Copy, from the entries below, each line in which the string "биологических" appears.

##############################

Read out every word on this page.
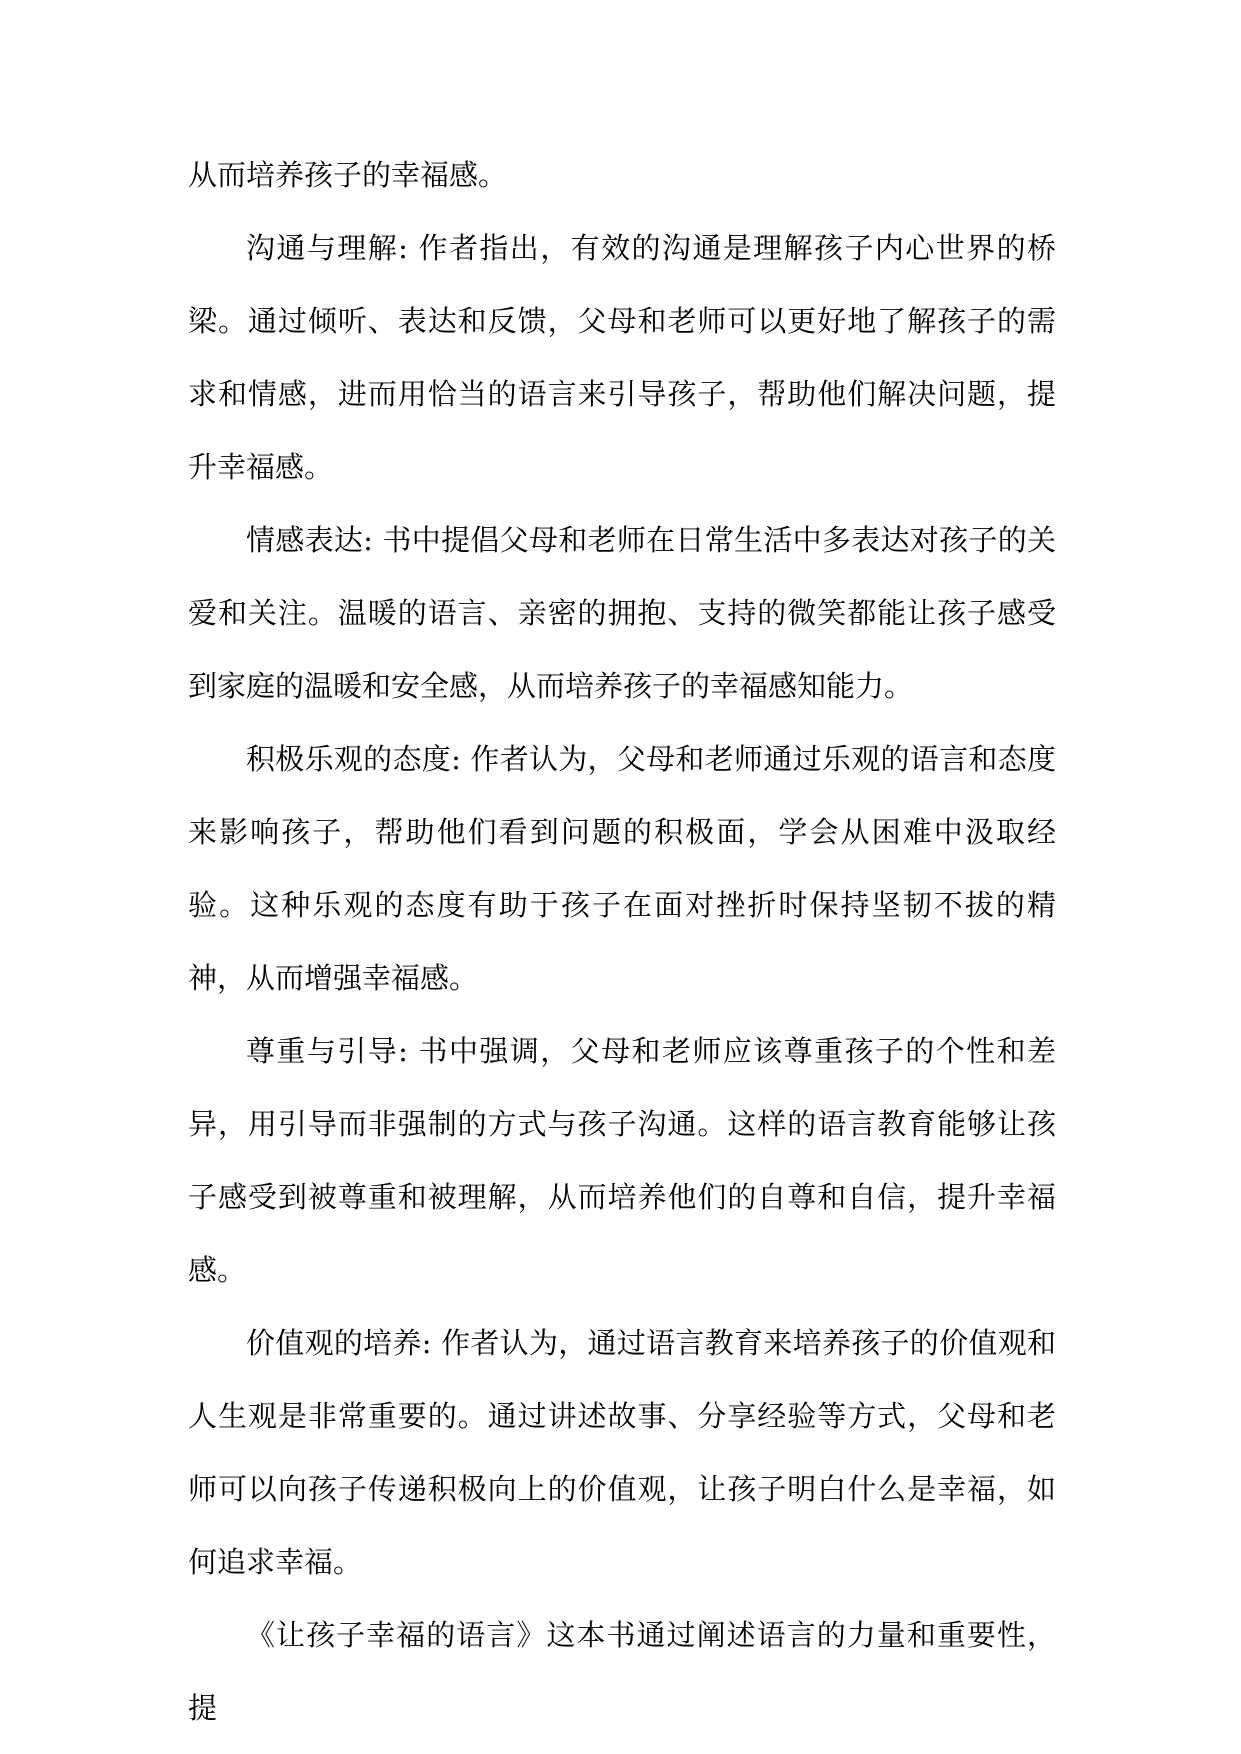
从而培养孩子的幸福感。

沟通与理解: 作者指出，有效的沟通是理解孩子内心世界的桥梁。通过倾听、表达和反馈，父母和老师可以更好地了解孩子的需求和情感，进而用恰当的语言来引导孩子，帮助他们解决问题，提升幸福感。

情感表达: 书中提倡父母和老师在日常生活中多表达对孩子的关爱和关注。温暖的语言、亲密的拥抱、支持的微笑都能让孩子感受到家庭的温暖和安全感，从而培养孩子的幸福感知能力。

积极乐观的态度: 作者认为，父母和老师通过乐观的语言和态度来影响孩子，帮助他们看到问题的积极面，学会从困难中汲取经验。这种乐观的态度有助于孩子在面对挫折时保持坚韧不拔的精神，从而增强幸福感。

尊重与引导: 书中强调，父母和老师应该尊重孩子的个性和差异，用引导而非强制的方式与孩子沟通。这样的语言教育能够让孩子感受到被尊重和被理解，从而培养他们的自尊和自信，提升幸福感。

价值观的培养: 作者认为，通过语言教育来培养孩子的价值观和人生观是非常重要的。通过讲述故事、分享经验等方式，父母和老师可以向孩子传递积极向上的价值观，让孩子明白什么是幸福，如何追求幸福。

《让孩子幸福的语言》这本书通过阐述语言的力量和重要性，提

##############################

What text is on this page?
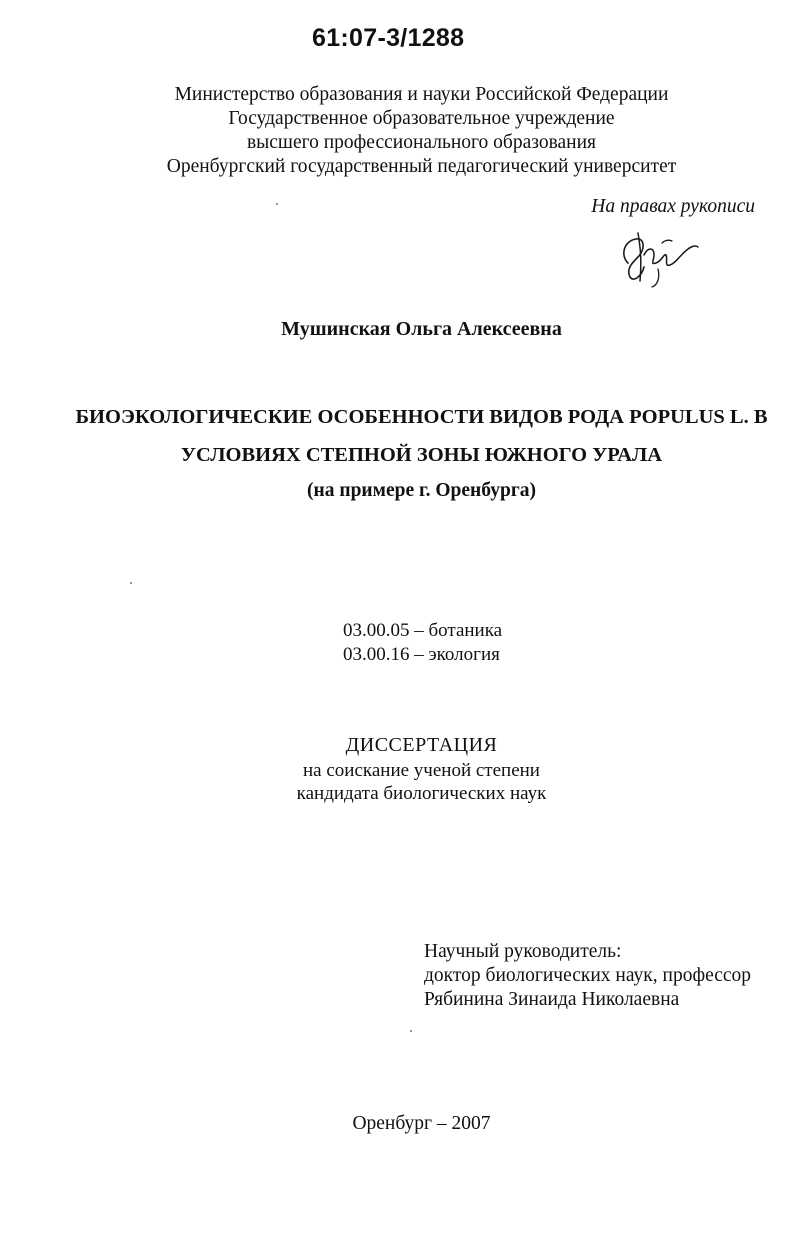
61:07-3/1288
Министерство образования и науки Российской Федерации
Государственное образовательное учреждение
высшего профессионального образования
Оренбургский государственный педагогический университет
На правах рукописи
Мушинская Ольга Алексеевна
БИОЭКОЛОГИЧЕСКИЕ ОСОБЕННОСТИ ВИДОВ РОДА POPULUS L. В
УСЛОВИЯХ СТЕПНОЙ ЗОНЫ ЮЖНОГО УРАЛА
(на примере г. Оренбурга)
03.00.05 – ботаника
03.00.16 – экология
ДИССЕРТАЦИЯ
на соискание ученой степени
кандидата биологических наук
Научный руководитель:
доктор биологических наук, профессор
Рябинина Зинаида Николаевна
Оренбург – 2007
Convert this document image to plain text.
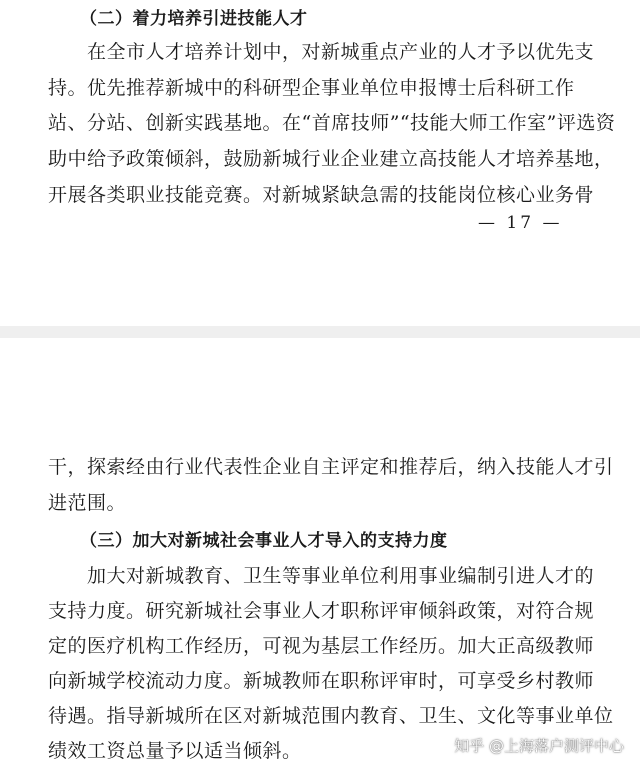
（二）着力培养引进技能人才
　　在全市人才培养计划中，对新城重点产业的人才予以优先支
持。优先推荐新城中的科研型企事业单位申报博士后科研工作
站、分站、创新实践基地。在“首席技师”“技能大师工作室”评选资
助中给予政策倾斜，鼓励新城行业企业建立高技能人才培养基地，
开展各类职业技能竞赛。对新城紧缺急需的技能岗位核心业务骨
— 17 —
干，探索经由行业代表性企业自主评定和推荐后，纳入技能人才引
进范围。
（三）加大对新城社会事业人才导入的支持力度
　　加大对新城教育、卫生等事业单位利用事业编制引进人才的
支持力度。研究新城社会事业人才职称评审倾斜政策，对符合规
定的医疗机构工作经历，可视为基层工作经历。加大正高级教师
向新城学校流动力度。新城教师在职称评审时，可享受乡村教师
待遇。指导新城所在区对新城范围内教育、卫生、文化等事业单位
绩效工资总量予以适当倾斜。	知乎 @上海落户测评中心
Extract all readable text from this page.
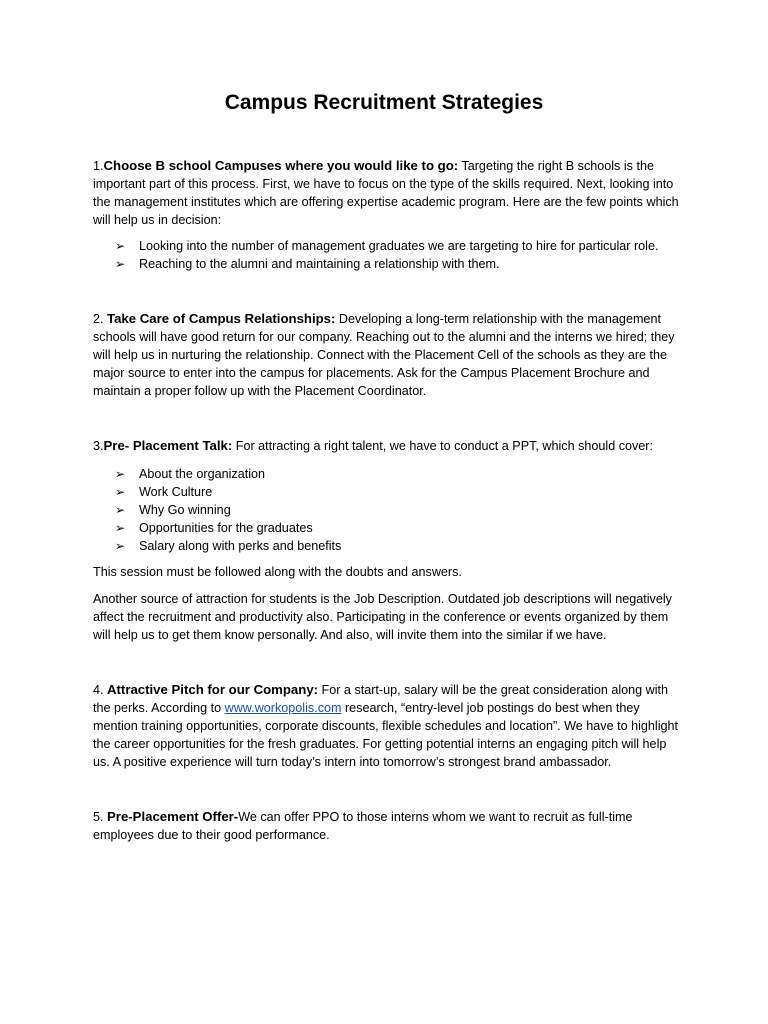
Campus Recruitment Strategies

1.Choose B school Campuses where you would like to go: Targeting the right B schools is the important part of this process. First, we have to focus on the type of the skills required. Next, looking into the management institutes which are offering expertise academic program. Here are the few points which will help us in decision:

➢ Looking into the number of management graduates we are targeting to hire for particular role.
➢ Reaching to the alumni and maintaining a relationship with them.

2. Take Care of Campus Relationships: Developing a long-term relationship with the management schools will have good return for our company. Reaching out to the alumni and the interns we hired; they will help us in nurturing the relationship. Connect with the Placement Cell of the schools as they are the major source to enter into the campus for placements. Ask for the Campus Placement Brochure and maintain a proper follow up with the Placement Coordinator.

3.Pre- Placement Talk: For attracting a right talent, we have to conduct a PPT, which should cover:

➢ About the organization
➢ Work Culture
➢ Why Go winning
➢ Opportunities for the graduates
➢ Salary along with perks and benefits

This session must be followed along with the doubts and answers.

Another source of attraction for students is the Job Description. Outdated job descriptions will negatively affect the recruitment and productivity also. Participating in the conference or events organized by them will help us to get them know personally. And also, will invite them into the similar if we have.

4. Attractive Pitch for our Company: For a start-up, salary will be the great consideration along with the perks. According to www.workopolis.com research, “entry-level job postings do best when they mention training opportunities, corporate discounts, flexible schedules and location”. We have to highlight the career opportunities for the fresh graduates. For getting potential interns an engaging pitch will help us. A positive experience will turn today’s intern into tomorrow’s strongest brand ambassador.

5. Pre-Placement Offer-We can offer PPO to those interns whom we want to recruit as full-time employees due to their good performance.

##############################

* Solution to the problem *
кандидата биологических наук
доктор биологических наук, профессор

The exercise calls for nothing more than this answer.